Reproduce all of the listing below without alteration.

(Rows from a dataset)
____________

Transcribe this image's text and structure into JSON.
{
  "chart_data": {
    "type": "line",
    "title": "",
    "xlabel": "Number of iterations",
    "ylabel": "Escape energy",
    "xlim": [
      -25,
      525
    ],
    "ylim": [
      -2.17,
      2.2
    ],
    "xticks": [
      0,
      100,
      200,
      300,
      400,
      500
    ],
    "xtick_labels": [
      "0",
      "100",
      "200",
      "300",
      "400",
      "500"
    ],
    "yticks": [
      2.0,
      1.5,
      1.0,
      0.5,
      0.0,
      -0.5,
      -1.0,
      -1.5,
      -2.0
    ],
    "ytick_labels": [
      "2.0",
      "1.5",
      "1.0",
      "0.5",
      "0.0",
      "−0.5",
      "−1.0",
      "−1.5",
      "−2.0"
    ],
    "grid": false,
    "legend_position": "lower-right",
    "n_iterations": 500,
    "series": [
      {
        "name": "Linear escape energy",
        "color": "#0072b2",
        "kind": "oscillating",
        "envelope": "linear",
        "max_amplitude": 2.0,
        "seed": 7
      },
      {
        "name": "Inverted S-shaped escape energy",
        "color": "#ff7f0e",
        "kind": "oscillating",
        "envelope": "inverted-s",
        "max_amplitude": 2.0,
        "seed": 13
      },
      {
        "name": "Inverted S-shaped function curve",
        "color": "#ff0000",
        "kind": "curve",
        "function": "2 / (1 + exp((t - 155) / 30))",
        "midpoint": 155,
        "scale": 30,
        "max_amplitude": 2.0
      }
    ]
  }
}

____________

▶ **Solution to this exercise**
Transcribe this image's text and structure into JSON.
{
  "chart_data": {
    "type": "line",
    "title": "",
    "xlabel": "Number of iterations",
    "ylabel": "Escape energy",
    "xlim": [
      -25,
      525
    ],
    "ylim": [
      -2.17,
      2.2
    ],
    "xticks": [
      0,
      100,
      200,
      300,
      400,
      500
    ],
    "xtick_labels": [
      "0",
      "100",
      "200",
      "300",
      "400",
      "500"
    ],
    "yticks": [
      2.0,
      1.5,
      1.0,
      0.5,
      0.0,
      -0.5,
      -1.0,
      -1.5,
      -2.0
    ],
    "ytick_labels": [
      "2.0",
      "1.5",
      "1.0",
      "0.5",
      "0.0",
      "−0.5",
      "−1.0",
      "−1.5",
      "−2.0"
    ],
    "grid": false,
    "legend_position": "lower-right",
    "n_iterations": 500,
    "series": [
      {
        "name": "Linear escape energy",
        "color": "#0072b2",
        "kind": "oscillating",
        "envelope": "linear",
        "max_amplitude": 2.0,
        "seed": 7
      },
      {
        "name": "Inverted S-shaped escape energy",
        "color": "#ff7f0e",
        "kind": "oscillating",
        "envelope": "inverted-s",
        "max_amplitude": 2.0,
        "seed": 13
      },
      {
        "name": "Inverted S-shaped function curve",
        "color": "#ff0000",
        "kind": "curve",
        "function": "2 / (1 + exp((t - 155) / 30))",
        "midpoint": 155,
        "scale": 30,
        "max_amplitude": 2.0
      }
    ]
  }
}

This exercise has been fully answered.